**WHAT THE TASK ASKS:**
Leave out the pictures and repeat every record exactly.

**DATA EXTRACT:**
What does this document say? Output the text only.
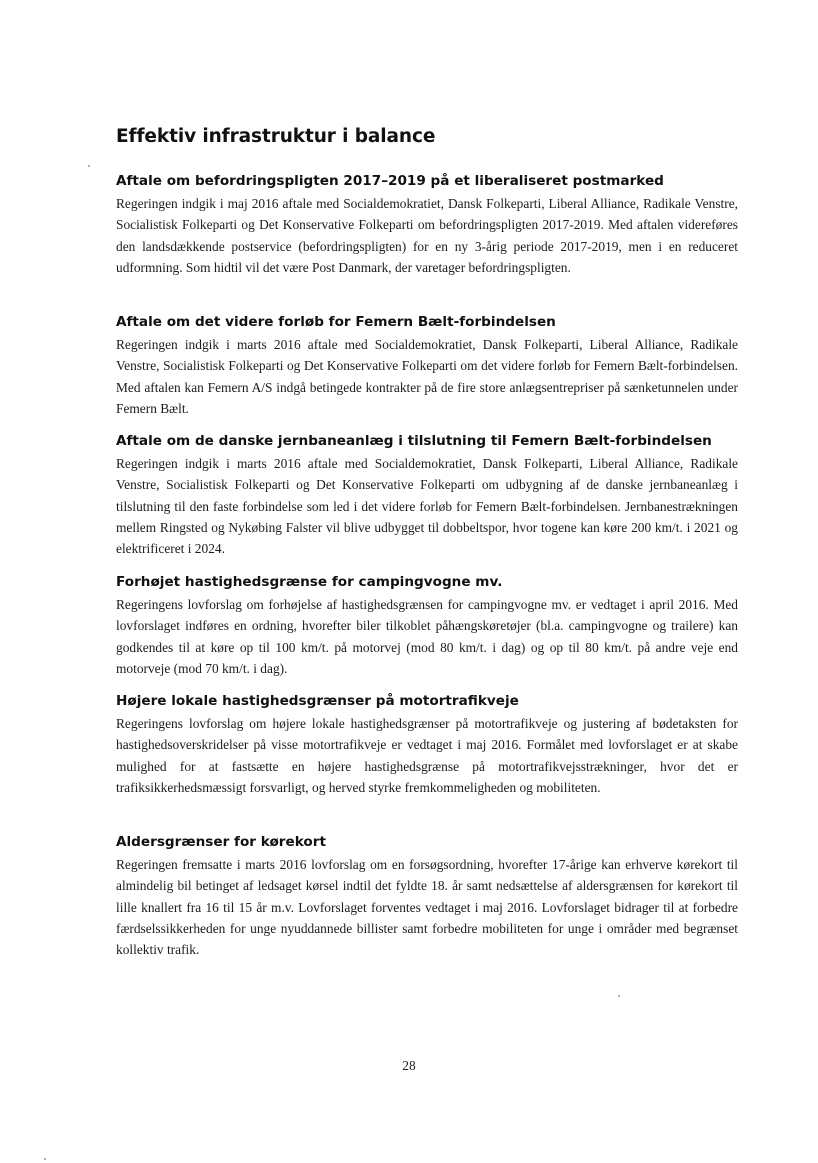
Effektiv infrastruktur i balance
Aftale om befordringspligten 2017–2019 på et liberaliseret postmarked

Regeringen indgik i maj 2016 aftale med Socialdemokratiet, Dansk Folkeparti, Liberal Alliance, Radikale Venstre, Socialistisk Folkeparti og Det Konservative Folkeparti om befordringspligten 2017-2019. Med aftalen videreføres den landsdækkende postservice (befordringspligten) for en ny 3-årig periode 2017-2019, men i en reduceret udformning. Som hidtil vil det være Post Danmark, der varetager befordringspligten.

Aftale om det videre forløb for Femern Bælt-forbindelsen

Regeringen indgik i marts 2016 aftale med Socialdemokratiet, Dansk Folkeparti, Liberal Alliance, Radikale Venstre, Socialistisk Folkeparti og Det Konservative Folkeparti om det videre forløb for Femern Bælt-forbindelsen. Med aftalen kan Femern A/S indgå betingede kontrakter på de fire store anlægsentrepriser på sænketunnelen under Femern Bælt.

Aftale om de danske jernbaneanlæg i tilslutning til Femern Bælt-forbindelsen

Regeringen indgik i marts 2016 aftale med Socialdemokratiet, Dansk Folkeparti, Liberal Alliance, Radikale Venstre, Socialistisk Folkeparti og Det Konservative Folkeparti om udbygning af de danske jernbaneanlæg i tilslutning til den faste forbindelse som led i det videre forløb for Femern Bælt-forbindelsen. Jernbanestrækningen mellem Ringsted og Nykøbing Falster vil blive udbygget til dobbeltspor, hvor togene kan køre 200 km/t. i 2021 og elektrificeret i 2024.

Forhøjet hastighedsgrænse for campingvogne mv.

Regeringens lovforslag om forhøjelse af hastighedsgrænsen for campingvogne mv. er vedtaget i april 2016. Med lovforslaget indføres en ordning, hvorefter biler tilkoblet påhængskøretøjer (bl.a. campingvogne og trailere) kan godkendes til at køre op til 100 km/t. på motorvej (mod 80 km/t. i dag) og op til 80 km/t. på andre veje end motorveje (mod 70 km/t. i dag).

Højere lokale hastighedsgrænser på motortrafikveje

Regeringens lovforslag om højere lokale hastighedsgrænser på motortrafikveje og justering af bødetaksten for hastighedsoverskridelser på visse motortrafikveje er vedtaget i maj 2016. Formålet med lovforslaget er at skabe mulighed for at fastsætte en højere hastighedsgrænse på motortrafikvejsstrækninger, hvor det er trafiksikkerhedsmæssigt forsvarligt, og herved styrke fremkommeligheden og mobiliteten.

Aldersgrænser for kørekort

Regeringen fremsatte i marts 2016 lovforslag om en forsøgsordning, hvorefter 17-årige kan erhverve kørekort til almindelig bil betinget af ledsaget kørsel indtil det fyldte 18. år samt nedsættelse af aldersgrænsen for kørekort til lille knallert fra 16 til 15 år m.v. Lovforslaget forventes vedtaget i maj 2016. Lovforslaget bidrager til at forbedre færdselssikkerheden for unge nyuddannede billister samt forbedre mobiliteten for unge i områder med begrænset kollektiv trafik.

28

**ANSWER FOR THIS EXERCISE:**
What does this document say? Output the text only.
Effektiv infrastruktur i balance
Aftale om befordringspligten 2017–2019 på et liberaliseret postmarked

Regeringen indgik i maj 2016 aftale med Socialdemokratiet, Dansk Folkeparti, Liberal Alliance, Radikale Venstre, Socialistisk Folkeparti og Det Konservative Folkeparti om befordringspligten 2017-2019. Med aftalen videreføres den landsdækkende postservice (befordringspligten) for en ny 3-årig periode 2017-2019, men i en reduceret udformning. Som hidtil vil det være Post Danmark, der varetager befordringspligten.

Aftale om det videre forløb for Femern Bælt-forbindelsen

Regeringen indgik i marts 2016 aftale med Socialdemokratiet, Dansk Folkeparti, Liberal Alliance, Radikale Venstre, Socialistisk Folkeparti og Det Konservative Folkeparti om det videre forløb for Femern Bælt-forbindelsen. Med aftalen kan Femern A/S indgå betingede kontrakter på de fire store anlægsentrepriser på sænketunnelen under Femern Bælt.

Aftale om de danske jernbaneanlæg i tilslutning til Femern Bælt-forbindelsen

Regeringen indgik i marts 2016 aftale med Socialdemokratiet, Dansk Folkeparti, Liberal Alliance, Radikale Venstre, Socialistisk Folkeparti og Det Konservative Folkeparti om udbygning af de danske jernbaneanlæg i tilslutning til den faste forbindelse som led i det videre forløb for Femern Bælt-forbindelsen. Jernbanestrækningen mellem Ringsted og Nykøbing Falster vil blive udbygget til dobbeltspor, hvor togene kan køre 200 km/t. i 2021 og elektrificeret i 2024.

Forhøjet hastighedsgrænse for campingvogne mv.

Regeringens lovforslag om forhøjelse af hastighedsgrænsen for campingvogne mv. er vedtaget i april 2016. Med lovforslaget indføres en ordning, hvorefter biler tilkoblet påhængskøretøjer (bl.a. campingvogne og trailere) kan godkendes til at køre op til 100 km/t. på motorvej (mod 80 km/t. i dag) og op til 80 km/t. på andre veje end motorveje (mod 70 km/t. i dag).

Højere lokale hastighedsgrænser på motortrafikveje

Regeringens lovforslag om højere lokale hastighedsgrænser på motortrafikveje og justering af bødetaksten for hastighedsoverskridelser på visse motortrafikveje er vedtaget i maj 2016. Formålet med lovforslaget er at skabe mulighed for at fastsætte en højere hastighedsgrænse på motortrafikvejsstrækninger, hvor det er trafiksikkerhedsmæssigt forsvarligt, og herved styrke fremkommeligheden og mobiliteten.

Aldersgrænser for kørekort

Regeringen fremsatte i marts 2016 lovforslag om en forsøgsordning, hvorefter 17-årige kan erhverve kørekort til almindelig bil betinget af ledsaget kørsel indtil det fyldte 18. år samt nedsættelse af aldersgrænsen for kørekort til lille knallert fra 16 til 15 år m.v. Lovforslaget forventes vedtaget i maj 2016. Lovforslaget bidrager til at forbedre færdselssikkerheden for unge nyuddannede billister samt forbedre mobiliteten for unge i områder med begrænset kollektiv trafik.

28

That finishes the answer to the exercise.